(Saved entries)
###

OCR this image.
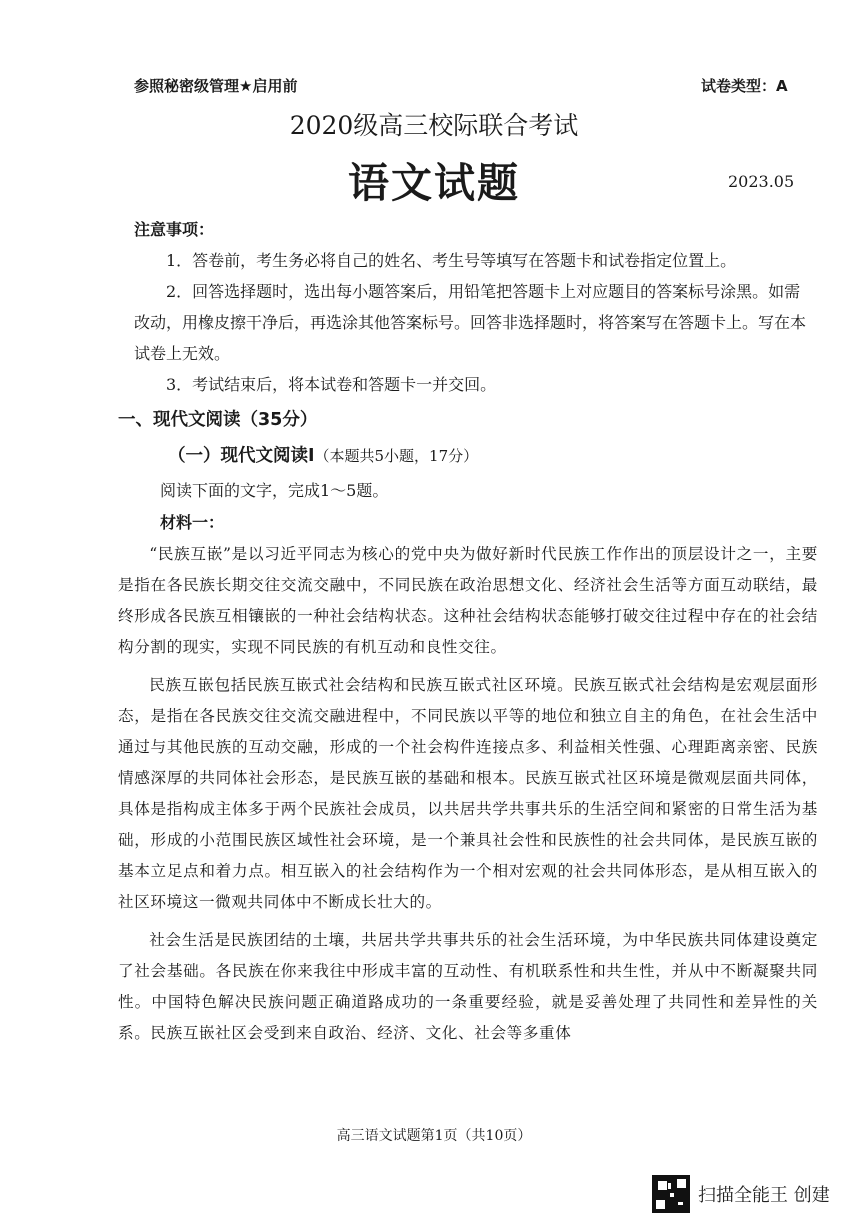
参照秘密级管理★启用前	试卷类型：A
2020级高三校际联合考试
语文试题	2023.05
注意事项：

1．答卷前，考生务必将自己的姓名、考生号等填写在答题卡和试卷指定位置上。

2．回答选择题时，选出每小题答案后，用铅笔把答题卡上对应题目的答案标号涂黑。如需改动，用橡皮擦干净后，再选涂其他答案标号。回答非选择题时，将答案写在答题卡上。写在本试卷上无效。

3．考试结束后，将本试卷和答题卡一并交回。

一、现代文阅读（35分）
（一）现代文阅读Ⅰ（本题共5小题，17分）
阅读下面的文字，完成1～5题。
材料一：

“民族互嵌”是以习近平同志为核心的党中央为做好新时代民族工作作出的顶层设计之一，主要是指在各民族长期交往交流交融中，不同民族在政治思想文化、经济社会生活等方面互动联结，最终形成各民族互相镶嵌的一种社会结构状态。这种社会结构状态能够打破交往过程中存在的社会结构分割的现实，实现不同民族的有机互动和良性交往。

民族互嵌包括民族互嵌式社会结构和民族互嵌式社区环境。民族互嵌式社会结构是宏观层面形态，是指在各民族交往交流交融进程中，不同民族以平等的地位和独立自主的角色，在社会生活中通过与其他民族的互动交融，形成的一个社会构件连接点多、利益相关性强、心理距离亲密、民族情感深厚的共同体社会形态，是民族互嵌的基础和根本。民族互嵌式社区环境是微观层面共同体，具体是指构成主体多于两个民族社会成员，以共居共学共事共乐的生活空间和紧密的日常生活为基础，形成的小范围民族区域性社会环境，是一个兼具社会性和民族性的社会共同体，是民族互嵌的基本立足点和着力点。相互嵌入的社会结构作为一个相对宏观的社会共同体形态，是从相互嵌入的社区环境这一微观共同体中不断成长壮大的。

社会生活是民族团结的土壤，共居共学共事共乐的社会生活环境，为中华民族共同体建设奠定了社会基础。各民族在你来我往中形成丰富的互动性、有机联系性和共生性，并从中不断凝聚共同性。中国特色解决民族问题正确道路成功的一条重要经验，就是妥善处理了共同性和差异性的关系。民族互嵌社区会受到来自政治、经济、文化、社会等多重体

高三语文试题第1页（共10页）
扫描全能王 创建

###

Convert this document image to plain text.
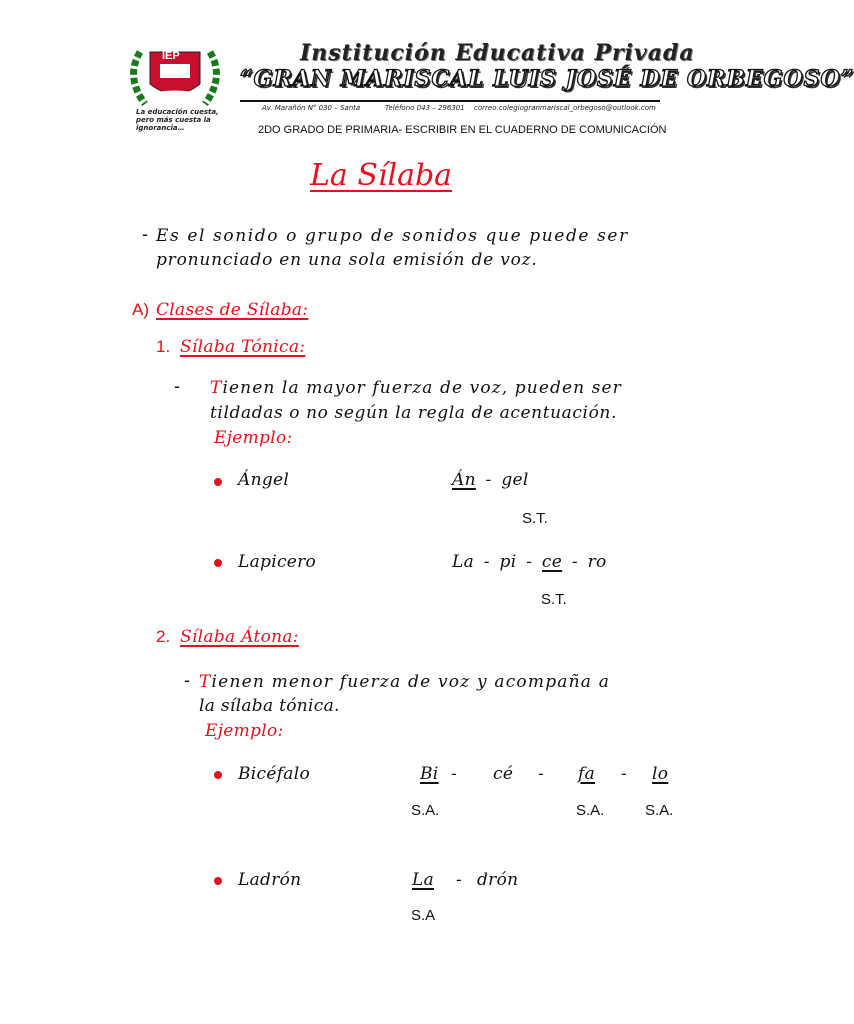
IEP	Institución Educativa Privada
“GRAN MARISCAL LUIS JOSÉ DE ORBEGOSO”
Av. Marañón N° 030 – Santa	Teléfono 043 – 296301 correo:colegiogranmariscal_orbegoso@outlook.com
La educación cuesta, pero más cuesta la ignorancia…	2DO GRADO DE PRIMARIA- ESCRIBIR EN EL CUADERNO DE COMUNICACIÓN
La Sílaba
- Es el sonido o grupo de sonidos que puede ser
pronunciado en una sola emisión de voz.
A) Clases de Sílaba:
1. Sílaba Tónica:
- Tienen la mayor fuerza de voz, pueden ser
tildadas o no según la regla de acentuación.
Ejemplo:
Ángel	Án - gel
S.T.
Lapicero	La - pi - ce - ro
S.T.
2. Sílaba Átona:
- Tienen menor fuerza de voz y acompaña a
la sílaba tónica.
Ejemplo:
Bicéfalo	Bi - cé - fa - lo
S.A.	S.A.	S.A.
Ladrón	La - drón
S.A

###

__Directions__. Pull out all lines containing the word "Tienen" from the entries above.

__Full solution__.
- Tienen la mayor fuerza de voz, pueden ser
- Tienen menor fuerza de voz y acompaña a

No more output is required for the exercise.